● **To be done**
Without including any pictures, copy each entry below exactly.

* Start Available records *

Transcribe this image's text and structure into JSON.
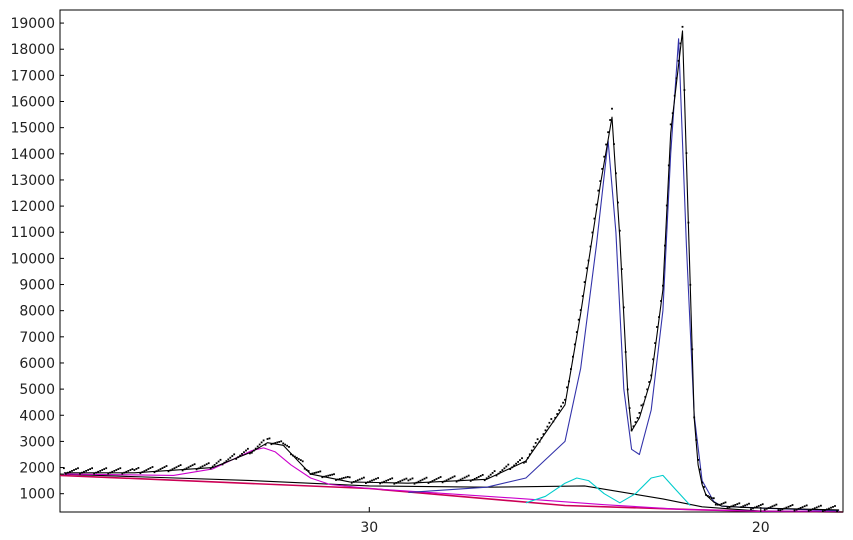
{
  "chart_data": {
    "type": "line",
    "title": "",
    "xlabel": "",
    "ylabel": "",
    "x_reversed": true,
    "xlim": [
      37.9,
      17.9
    ],
    "ylim": [
      300,
      19500
    ],
    "grid": false,
    "legend": "none",
    "xticks": [
      30,
      20
    ],
    "yticks": [
      1000,
      2000,
      3000,
      4000,
      5000,
      6000,
      7000,
      8000,
      9000,
      10000,
      11000,
      12000,
      13000,
      14000,
      15000,
      16000,
      17000,
      18000,
      19000
    ],
    "series": [
      {
        "role": "observed",
        "color": "#000000",
        "style": "dots",
        "x": [
          37.8,
          36.0,
          34.0,
          33.0,
          32.6,
          32.2,
          31.5,
          30.5,
          29.0,
          27.0,
          26.0,
          25.0,
          24.6,
          24.1,
          23.8,
          23.6,
          23.4,
          23.3,
          23.1,
          22.8,
          22.5,
          22.3,
          22.0,
          21.8,
          21.7,
          21.6,
          21.5,
          21.4,
          21.2,
          21.0,
          20.5,
          19.5,
          18.0
        ],
        "y": [
          1850,
          1850,
          2050,
          2650,
          3000,
          2900,
          1800,
          1500,
          1450,
          1600,
          2300,
          4500,
          8000,
          13000,
          15600,
          11000,
          5000,
          3500,
          4000,
          5500,
          9000,
          15000,
          18800,
          9000,
          4000,
          2200,
          1400,
          1000,
          700,
          550,
          500,
          450,
          400
        ]
      },
      {
        "role": "fitted-sum",
        "color": "#000000",
        "style": "line",
        "x": [
          37.8,
          36.0,
          34.0,
          33.0,
          32.6,
          32.2,
          31.5,
          30.5,
          29.0,
          27.0,
          26.0,
          25.0,
          24.6,
          24.1,
          23.8,
          23.6,
          23.4,
          23.3,
          23.1,
          22.8,
          22.5,
          22.3,
          22.0,
          21.8,
          21.7,
          21.6,
          21.5,
          21.4,
          21.2,
          21.0,
          20.5,
          19.5,
          18.0
        ],
        "y": [
          1800,
          1800,
          2000,
          2600,
          2950,
          2850,
          1750,
          1450,
          1400,
          1550,
          2250,
          4400,
          7900,
          12800,
          15400,
          10800,
          4900,
          3400,
          3900,
          5400,
          8800,
          14800,
          18700,
          8900,
          3900,
          2100,
          1350,
          950,
          680,
          530,
          480,
          430,
          380
        ]
      },
      {
        "role": "peak-1",
        "color": "#cc00cc",
        "style": "line",
        "x": [
          37.8,
          35.0,
          34.0,
          33.5,
          33.0,
          32.7,
          32.4,
          32.0,
          31.5,
          31.0,
          30.0,
          28.0,
          26.0,
          24.0,
          22.0,
          20.0,
          18.0
        ],
        "y": [
          1750,
          1700,
          1950,
          2300,
          2650,
          2750,
          2600,
          2100,
          1600,
          1350,
          1200,
          1000,
          800,
          580,
          400,
          330,
          330
        ]
      },
      {
        "role": "peak-2",
        "color": "#3333aa",
        "style": "line",
        "x": [
          29.0,
          27.0,
          26.0,
          25.0,
          24.6,
          24.2,
          23.9,
          23.7,
          23.5,
          23.3,
          23.1,
          22.8,
          22.5,
          22.3,
          22.1,
          21.9,
          21.7,
          21.5,
          21.2,
          21.0,
          20.0,
          18.0
        ],
        "y": [
          1050,
          1250,
          1600,
          3000,
          5800,
          10500,
          14500,
          11000,
          5000,
          2700,
          2500,
          4200,
          8000,
          14000,
          18400,
          10500,
          4000,
          1500,
          700,
          520,
          450,
          350
        ]
      },
      {
        "role": "peak-3",
        "color": "#00cccc",
        "style": "line",
        "x": [
          26.0,
          25.5,
          25.0,
          24.7,
          24.4,
          24.0,
          23.6,
          23.2,
          22.8,
          22.5,
          22.2,
          21.8
        ],
        "y": [
          650,
          900,
          1400,
          1600,
          1500,
          1000,
          650,
          1000,
          1600,
          1700,
          1200,
          550
        ]
      },
      {
        "role": "baseline",
        "color": "#cc0055",
        "style": "line",
        "x": [
          37.9,
          30.0,
          25.0,
          21.5,
          20.0,
          17.9
        ],
        "y": [
          1700,
          1200,
          550,
          380,
          330,
          300
        ]
      },
      {
        "role": "background",
        "color": "#000000",
        "style": "line",
        "x": [
          37.9,
          33.0,
          30.0,
          27.0,
          24.5,
          22.5,
          21.5,
          20.0,
          17.9
        ],
        "y": [
          1750,
          1500,
          1300,
          1250,
          1300,
          800,
          500,
          330,
          300
        ]
      }
    ]
  }
}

* End Available records *

● **Solution for this task**
Transcribe this image's text and structure into JSON.
{
  "chart_data": {
    "type": "line",
    "title": "",
    "xlabel": "",
    "ylabel": "",
    "x_reversed": true,
    "xlim": [
      37.9,
      17.9
    ],
    "ylim": [
      300,
      19500
    ],
    "grid": false,
    "legend": "none",
    "xticks": [
      30,
      20
    ],
    "yticks": [
      1000,
      2000,
      3000,
      4000,
      5000,
      6000,
      7000,
      8000,
      9000,
      10000,
      11000,
      12000,
      13000,
      14000,
      15000,
      16000,
      17000,
      18000,
      19000
    ],
    "series": [
      {
        "role": "observed",
        "color": "#000000",
        "style": "dots",
        "x": [
          37.8,
          36.0,
          34.0,
          33.0,
          32.6,
          32.2,
          31.5,
          30.5,
          29.0,
          27.0,
          26.0,
          25.0,
          24.6,
          24.1,
          23.8,
          23.6,
          23.4,
          23.3,
          23.1,
          22.8,
          22.5,
          22.3,
          22.0,
          21.8,
          21.7,
          21.6,
          21.5,
          21.4,
          21.2,
          21.0,
          20.5,
          19.5,
          18.0
        ],
        "y": [
          1850,
          1850,
          2050,
          2650,
          3000,
          2900,
          1800,
          1500,
          1450,
          1600,
          2300,
          4500,
          8000,
          13000,
          15600,
          11000,
          5000,
          3500,
          4000,
          5500,
          9000,
          15000,
          18800,
          9000,
          4000,
          2200,
          1400,
          1000,
          700,
          550,
          500,
          450,
          400
        ]
      },
      {
        "role": "fitted-sum",
        "color": "#000000",
        "style": "line",
        "x": [
          37.8,
          36.0,
          34.0,
          33.0,
          32.6,
          32.2,
          31.5,
          30.5,
          29.0,
          27.0,
          26.0,
          25.0,
          24.6,
          24.1,
          23.8,
          23.6,
          23.4,
          23.3,
          23.1,
          22.8,
          22.5,
          22.3,
          22.0,
          21.8,
          21.7,
          21.6,
          21.5,
          21.4,
          21.2,
          21.0,
          20.5,
          19.5,
          18.0
        ],
        "y": [
          1800,
          1800,
          2000,
          2600,
          2950,
          2850,
          1750,
          1450,
          1400,
          1550,
          2250,
          4400,
          7900,
          12800,
          15400,
          10800,
          4900,
          3400,
          3900,
          5400,
          8800,
          14800,
          18700,
          8900,
          3900,
          2100,
          1350,
          950,
          680,
          530,
          480,
          430,
          380
        ]
      },
      {
        "role": "peak-1",
        "color": "#cc00cc",
        "style": "line",
        "x": [
          37.8,
          35.0,
          34.0,
          33.5,
          33.0,
          32.7,
          32.4,
          32.0,
          31.5,
          31.0,
          30.0,
          28.0,
          26.0,
          24.0,
          22.0,
          20.0,
          18.0
        ],
        "y": [
          1750,
          1700,
          1950,
          2300,
          2650,
          2750,
          2600,
          2100,
          1600,
          1350,
          1200,
          1000,
          800,
          580,
          400,
          330,
          330
        ]
      },
      {
        "role": "peak-2",
        "color": "#3333aa",
        "style": "line",
        "x": [
          29.0,
          27.0,
          26.0,
          25.0,
          24.6,
          24.2,
          23.9,
          23.7,
          23.5,
          23.3,
          23.1,
          22.8,
          22.5,
          22.3,
          22.1,
          21.9,
          21.7,
          21.5,
          21.2,
          21.0,
          20.0,
          18.0
        ],
        "y": [
          1050,
          1250,
          1600,
          3000,
          5800,
          10500,
          14500,
          11000,
          5000,
          2700,
          2500,
          4200,
          8000,
          14000,
          18400,
          10500,
          4000,
          1500,
          700,
          520,
          450,
          350
        ]
      },
      {
        "role": "peak-3",
        "color": "#00cccc",
        "style": "line",
        "x": [
          26.0,
          25.5,
          25.0,
          24.7,
          24.4,
          24.0,
          23.6,
          23.2,
          22.8,
          22.5,
          22.2,
          21.8
        ],
        "y": [
          650,
          900,
          1400,
          1600,
          1500,
          1000,
          650,
          1000,
          1600,
          1700,
          1200,
          550
        ]
      },
      {
        "role": "baseline",
        "color": "#cc0055",
        "style": "line",
        "x": [
          37.9,
          30.0,
          25.0,
          21.5,
          20.0,
          17.9
        ],
        "y": [
          1700,
          1200,
          550,
          380,
          330,
          300
        ]
      },
      {
        "role": "background",
        "color": "#000000",
        "style": "line",
        "x": [
          37.9,
          33.0,
          30.0,
          27.0,
          24.5,
          22.5,
          21.5,
          20.0,
          17.9
        ],
        "y": [
          1750,
          1500,
          1300,
          1250,
          1300,
          800,
          500,
          330,
          300
        ]
      }
    ]
  }
}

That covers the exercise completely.